Directions for this task: Your task is to output the listing word for word, with pictures excluded.
☆ ☆ ☆
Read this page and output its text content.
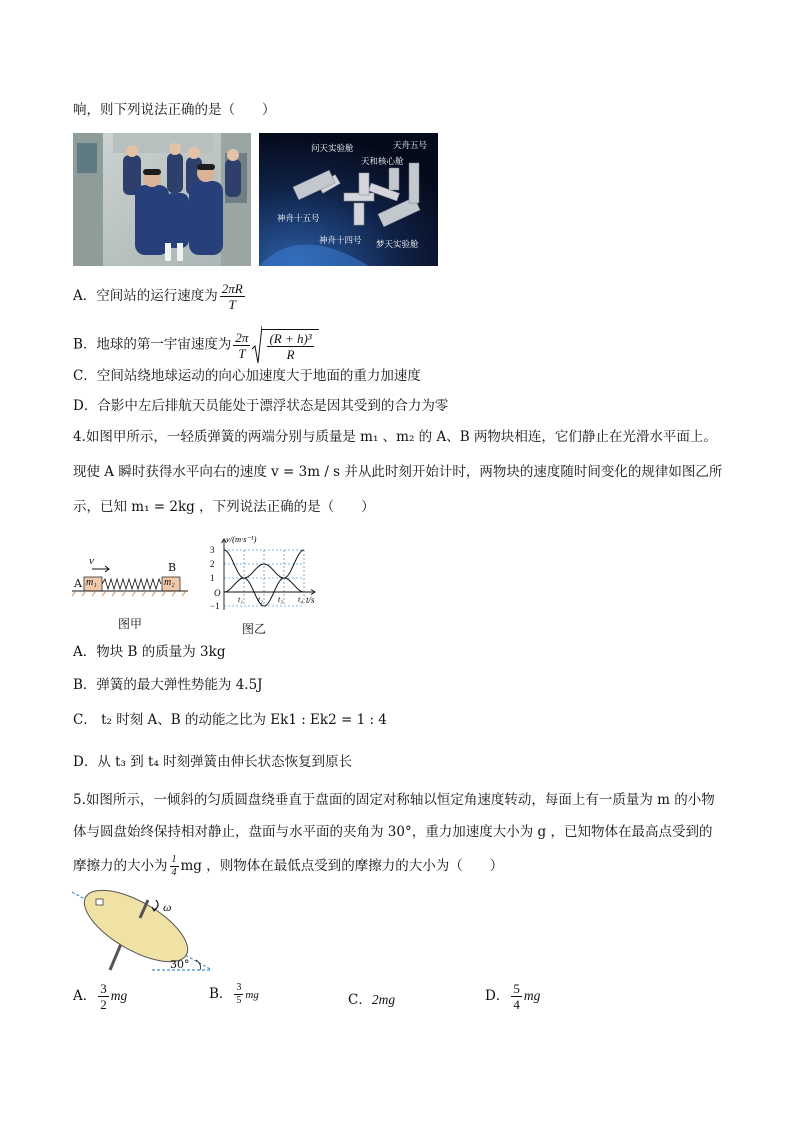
响，则下列说法正确的是（　　）
问天实验舱	天舟五号
天和核心舱
神舟十五号
神舟十四号 梦天实验舱
A．空间站的运行速度为 $\frac{2\pi R}{T}$
B．地球的第一宇宙速度为 $\frac{2\pi}{T} \frac{\text{(R + h)³}}{R}$
C．空间站绕地球运动的向心加速度大于地面的重力加速度
D．合影中左后排航天员能处于漂浮状态是因其受到的合力为零
4.如图甲所示，一轻质弹簧的两端分别与质量是 m₁ 、m₂ 的 A、B 两物块相连，它们静止在光滑水平面上。
现使 A 瞬时获得水平向右的速度 v = 3m / s 并从此时刻开始计时，两物块的速度随时间变化的规律如图乙所
示，已知 m₁ = 2kg ，下列说法正确的是（　　）
v
A
B
m₁	m₂
图甲
3
2
1
−1
O
t₁ t₂ t₃ t₄
v/(m·s⁻¹)
t/s
图乙
A．物块 B 的质量为 3kg
B．弹簧的最大弹性势能为 4.5J
C． t₂ 时刻 A、B 的动能之比为 Ek1 : Ek2 = 1 : 4
D．从 t₃ 到 t₄ 时刻弹簧由伸长状态恢复到原长
5.如图所示，一倾斜的匀质圆盘绕垂直于盘面的固定对称轴以恒定角速度转动，每面上有一质量为 m 的小物
体与圆盘始终保持相对静止，盘面与水平面的夹角为 30°，重力加速度大小为 g ，已知物体在最高点受到的
摩擦力的大小为 $\frac{1}{4}$ mg ，则物体在最低点受到的摩擦力的大小为（　　）
ω
30°
A． $\frac{3}{2}$ mg	B． $\frac{3}{5}$ mg	C．2mg	D． $\frac{5}{4}$ mg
☆ ☆ ☆
Task answer:
Read this page and output its text content.
响，则下列说法正确的是（　　）
问天实验舱	天舟五号
天和核心舱
神舟十五号
神舟十四号 梦天实验舱
A．空间站的运行速度为 $\frac{2\pi R}{T}$
B．地球的第一宇宙速度为 $\frac{2\pi}{T} \frac{\text{(R + h)³}}{R}$
C．空间站绕地球运动的向心加速度大于地面的重力加速度
D．合影中左后排航天员能处于漂浮状态是因其受到的合力为零
4.如图甲所示，一轻质弹簧的两端分别与质量是 m₁ 、m₂ 的 A、B 两物块相连，它们静止在光滑水平面上。
现使 A 瞬时获得水平向右的速度 v = 3m / s 并从此时刻开始计时，两物块的速度随时间变化的规律如图乙所
示，已知 m₁ = 2kg ，下列说法正确的是（　　）
v
A
B
m₁	m₂
图甲
3
2
1
−1
O
t₁ t₂ t₃ t₄
v/(m·s⁻¹)
t/s
图乙
A．物块 B 的质量为 3kg
B．弹簧的最大弹性势能为 4.5J
C． t₂ 时刻 A、B 的动能之比为 Ek1 : Ek2 = 1 : 4
D．从 t₃ 到 t₄ 时刻弹簧由伸长状态恢复到原长
5.如图所示，一倾斜的匀质圆盘绕垂直于盘面的固定对称轴以恒定角速度转动，每面上有一质量为 m 的小物
体与圆盘始终保持相对静止，盘面与水平面的夹角为 30°，重力加速度大小为 g ，已知物体在最高点受到的
摩擦力的大小为 $\frac{1}{4}$ mg ，则物体在最低点受到的摩擦力的大小为（　　）
ω
30°
A． $\frac{3}{2}$ mg	B． $\frac{3}{5}$ mg	C．2mg	D． $\frac{5}{4}$ mg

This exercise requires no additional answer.